#### Written problem
Return each entry exactly, with none missing.

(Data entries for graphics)
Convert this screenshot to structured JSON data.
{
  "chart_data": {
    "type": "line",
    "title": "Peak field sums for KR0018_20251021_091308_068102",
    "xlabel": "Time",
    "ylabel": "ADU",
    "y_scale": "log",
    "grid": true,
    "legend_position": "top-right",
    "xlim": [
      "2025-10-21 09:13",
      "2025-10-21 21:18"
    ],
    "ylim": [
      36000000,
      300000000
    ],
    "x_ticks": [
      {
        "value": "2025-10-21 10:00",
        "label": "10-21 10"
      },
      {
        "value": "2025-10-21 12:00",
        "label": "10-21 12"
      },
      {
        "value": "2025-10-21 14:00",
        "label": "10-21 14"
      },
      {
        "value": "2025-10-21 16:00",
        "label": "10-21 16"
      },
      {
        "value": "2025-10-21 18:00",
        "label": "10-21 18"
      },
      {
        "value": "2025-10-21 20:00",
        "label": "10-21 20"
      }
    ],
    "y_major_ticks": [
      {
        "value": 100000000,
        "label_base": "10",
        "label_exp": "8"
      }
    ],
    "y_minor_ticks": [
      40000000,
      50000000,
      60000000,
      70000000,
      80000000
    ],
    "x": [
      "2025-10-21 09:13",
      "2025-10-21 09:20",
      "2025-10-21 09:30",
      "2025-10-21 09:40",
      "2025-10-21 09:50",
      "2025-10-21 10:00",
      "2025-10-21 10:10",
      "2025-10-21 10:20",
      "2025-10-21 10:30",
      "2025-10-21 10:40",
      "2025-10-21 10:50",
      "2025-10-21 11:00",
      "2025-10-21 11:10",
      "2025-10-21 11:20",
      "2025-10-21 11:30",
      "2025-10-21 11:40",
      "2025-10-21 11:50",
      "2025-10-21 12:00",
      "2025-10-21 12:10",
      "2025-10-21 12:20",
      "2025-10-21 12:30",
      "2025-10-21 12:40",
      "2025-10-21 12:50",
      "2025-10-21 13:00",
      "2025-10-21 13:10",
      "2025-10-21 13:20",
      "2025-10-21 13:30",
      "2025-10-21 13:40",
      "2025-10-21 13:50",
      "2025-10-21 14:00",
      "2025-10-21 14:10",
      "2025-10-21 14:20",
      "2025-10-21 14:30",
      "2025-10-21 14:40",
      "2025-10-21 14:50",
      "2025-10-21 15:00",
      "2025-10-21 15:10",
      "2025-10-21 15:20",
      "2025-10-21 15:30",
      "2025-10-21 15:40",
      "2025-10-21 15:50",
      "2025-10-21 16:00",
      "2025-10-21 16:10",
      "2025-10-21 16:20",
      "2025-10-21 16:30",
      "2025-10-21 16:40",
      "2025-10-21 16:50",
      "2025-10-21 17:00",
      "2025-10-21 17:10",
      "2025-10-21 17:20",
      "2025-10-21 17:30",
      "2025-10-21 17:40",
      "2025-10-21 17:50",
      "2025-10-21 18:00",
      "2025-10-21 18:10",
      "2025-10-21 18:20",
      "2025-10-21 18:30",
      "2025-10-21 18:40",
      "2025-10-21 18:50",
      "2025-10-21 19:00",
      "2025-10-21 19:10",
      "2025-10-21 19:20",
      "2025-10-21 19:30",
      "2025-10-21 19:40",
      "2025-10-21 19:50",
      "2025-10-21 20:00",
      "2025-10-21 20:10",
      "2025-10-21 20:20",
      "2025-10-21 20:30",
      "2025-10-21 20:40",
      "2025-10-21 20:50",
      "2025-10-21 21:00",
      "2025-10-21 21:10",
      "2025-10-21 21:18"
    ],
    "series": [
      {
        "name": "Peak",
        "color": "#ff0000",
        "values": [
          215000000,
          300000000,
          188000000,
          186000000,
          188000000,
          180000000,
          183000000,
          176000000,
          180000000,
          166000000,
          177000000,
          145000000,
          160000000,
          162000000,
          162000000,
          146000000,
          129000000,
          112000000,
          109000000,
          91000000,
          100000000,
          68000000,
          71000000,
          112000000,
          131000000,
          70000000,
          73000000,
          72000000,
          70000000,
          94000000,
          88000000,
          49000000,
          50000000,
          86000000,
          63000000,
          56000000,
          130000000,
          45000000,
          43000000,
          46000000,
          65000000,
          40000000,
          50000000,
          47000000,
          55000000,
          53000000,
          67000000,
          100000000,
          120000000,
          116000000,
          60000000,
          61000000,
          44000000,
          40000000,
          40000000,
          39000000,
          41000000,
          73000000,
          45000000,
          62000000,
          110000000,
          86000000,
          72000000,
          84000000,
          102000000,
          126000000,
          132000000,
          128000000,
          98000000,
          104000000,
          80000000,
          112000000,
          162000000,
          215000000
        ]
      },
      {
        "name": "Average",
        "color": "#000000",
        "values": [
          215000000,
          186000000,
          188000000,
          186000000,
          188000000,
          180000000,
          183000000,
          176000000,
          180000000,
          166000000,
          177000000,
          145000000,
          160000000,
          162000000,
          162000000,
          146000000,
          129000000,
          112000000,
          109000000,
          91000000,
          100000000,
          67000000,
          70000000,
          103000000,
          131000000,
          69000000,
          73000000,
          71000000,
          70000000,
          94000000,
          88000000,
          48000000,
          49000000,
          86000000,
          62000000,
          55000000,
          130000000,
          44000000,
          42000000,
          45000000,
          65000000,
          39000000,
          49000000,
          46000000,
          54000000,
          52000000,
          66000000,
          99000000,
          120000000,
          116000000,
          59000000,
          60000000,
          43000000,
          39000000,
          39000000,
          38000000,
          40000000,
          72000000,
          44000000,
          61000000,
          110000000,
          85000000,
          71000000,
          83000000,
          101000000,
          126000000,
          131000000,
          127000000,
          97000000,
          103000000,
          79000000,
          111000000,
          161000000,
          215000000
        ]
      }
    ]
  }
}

#### Output below
Convert this screenshot to structured JSON data.
{
  "chart_data": {
    "type": "line",
    "title": "Peak field sums for KR0018_20251021_091308_068102",
    "xlabel": "Time",
    "ylabel": "ADU",
    "y_scale": "log",
    "grid": true,
    "legend_position": "top-right",
    "xlim": [
      "2025-10-21 09:13",
      "2025-10-21 21:18"
    ],
    "ylim": [
      36000000,
      300000000
    ],
    "x_ticks": [
      {
        "value": "2025-10-21 10:00",
        "label": "10-21 10"
      },
      {
        "value": "2025-10-21 12:00",
        "label": "10-21 12"
      },
      {
        "value": "2025-10-21 14:00",
        "label": "10-21 14"
      },
      {
        "value": "2025-10-21 16:00",
        "label": "10-21 16"
      },
      {
        "value": "2025-10-21 18:00",
        "label": "10-21 18"
      },
      {
        "value": "2025-10-21 20:00",
        "label": "10-21 20"
      }
    ],
    "y_major_ticks": [
      {
        "value": 100000000,
        "label_base": "10",
        "label_exp": "8"
      }
    ],
    "y_minor_ticks": [
      40000000,
      50000000,
      60000000,
      70000000,
      80000000
    ],
    "x": [
      "2025-10-21 09:13",
      "2025-10-21 09:20",
      "2025-10-21 09:30",
      "2025-10-21 09:40",
      "2025-10-21 09:50",
      "2025-10-21 10:00",
      "2025-10-21 10:10",
      "2025-10-21 10:20",
      "2025-10-21 10:30",
      "2025-10-21 10:40",
      "2025-10-21 10:50",
      "2025-10-21 11:00",
      "2025-10-21 11:10",
      "2025-10-21 11:20",
      "2025-10-21 11:30",
      "2025-10-21 11:40",
      "2025-10-21 11:50",
      "2025-10-21 12:00",
      "2025-10-21 12:10",
      "2025-10-21 12:20",
      "2025-10-21 12:30",
      "2025-10-21 12:40",
      "2025-10-21 12:50",
      "2025-10-21 13:00",
      "2025-10-21 13:10",
      "2025-10-21 13:20",
      "2025-10-21 13:30",
      "2025-10-21 13:40",
      "2025-10-21 13:50",
      "2025-10-21 14:00",
      "2025-10-21 14:10",
      "2025-10-21 14:20",
      "2025-10-21 14:30",
      "2025-10-21 14:40",
      "2025-10-21 14:50",
      "2025-10-21 15:00",
      "2025-10-21 15:10",
      "2025-10-21 15:20",
      "2025-10-21 15:30",
      "2025-10-21 15:40",
      "2025-10-21 15:50",
      "2025-10-21 16:00",
      "2025-10-21 16:10",
      "2025-10-21 16:20",
      "2025-10-21 16:30",
      "2025-10-21 16:40",
      "2025-10-21 16:50",
      "2025-10-21 17:00",
      "2025-10-21 17:10",
      "2025-10-21 17:20",
      "2025-10-21 17:30",
      "2025-10-21 17:40",
      "2025-10-21 17:50",
      "2025-10-21 18:00",
      "2025-10-21 18:10",
      "2025-10-21 18:20",
      "2025-10-21 18:30",
      "2025-10-21 18:40",
      "2025-10-21 18:50",
      "2025-10-21 19:00",
      "2025-10-21 19:10",
      "2025-10-21 19:20",
      "2025-10-21 19:30",
      "2025-10-21 19:40",
      "2025-10-21 19:50",
      "2025-10-21 20:00",
      "2025-10-21 20:10",
      "2025-10-21 20:20",
      "2025-10-21 20:30",
      "2025-10-21 20:40",
      "2025-10-21 20:50",
      "2025-10-21 21:00",
      "2025-10-21 21:10",
      "2025-10-21 21:18"
    ],
    "series": [
      {
        "name": "Peak",
        "color": "#ff0000",
        "values": [
          215000000,
          300000000,
          188000000,
          186000000,
          188000000,
          180000000,
          183000000,
          176000000,
          180000000,
          166000000,
          177000000,
          145000000,
          160000000,
          162000000,
          162000000,
          146000000,
          129000000,
          112000000,
          109000000,
          91000000,
          100000000,
          68000000,
          71000000,
          112000000,
          131000000,
          70000000,
          73000000,
          72000000,
          70000000,
          94000000,
          88000000,
          49000000,
          50000000,
          86000000,
          63000000,
          56000000,
          130000000,
          45000000,
          43000000,
          46000000,
          65000000,
          40000000,
          50000000,
          47000000,
          55000000,
          53000000,
          67000000,
          100000000,
          120000000,
          116000000,
          60000000,
          61000000,
          44000000,
          40000000,
          40000000,
          39000000,
          41000000,
          73000000,
          45000000,
          62000000,
          110000000,
          86000000,
          72000000,
          84000000,
          102000000,
          126000000,
          132000000,
          128000000,
          98000000,
          104000000,
          80000000,
          112000000,
          162000000,
          215000000
        ]
      },
      {
        "name": "Average",
        "color": "#000000",
        "values": [
          215000000,
          186000000,
          188000000,
          186000000,
          188000000,
          180000000,
          183000000,
          176000000,
          180000000,
          166000000,
          177000000,
          145000000,
          160000000,
          162000000,
          162000000,
          146000000,
          129000000,
          112000000,
          109000000,
          91000000,
          100000000,
          67000000,
          70000000,
          103000000,
          131000000,
          69000000,
          73000000,
          71000000,
          70000000,
          94000000,
          88000000,
          48000000,
          49000000,
          86000000,
          62000000,
          55000000,
          130000000,
          44000000,
          42000000,
          45000000,
          65000000,
          39000000,
          49000000,
          46000000,
          54000000,
          52000000,
          66000000,
          99000000,
          120000000,
          116000000,
          59000000,
          60000000,
          43000000,
          39000000,
          39000000,
          38000000,
          40000000,
          72000000,
          44000000,
          61000000,
          110000000,
          85000000,
          71000000,
          83000000,
          101000000,
          126000000,
          131000000,
          127000000,
          97000000,
          103000000,
          79000000,
          111000000,
          161000000,
          215000000
        ]
      }
    ]
  }
}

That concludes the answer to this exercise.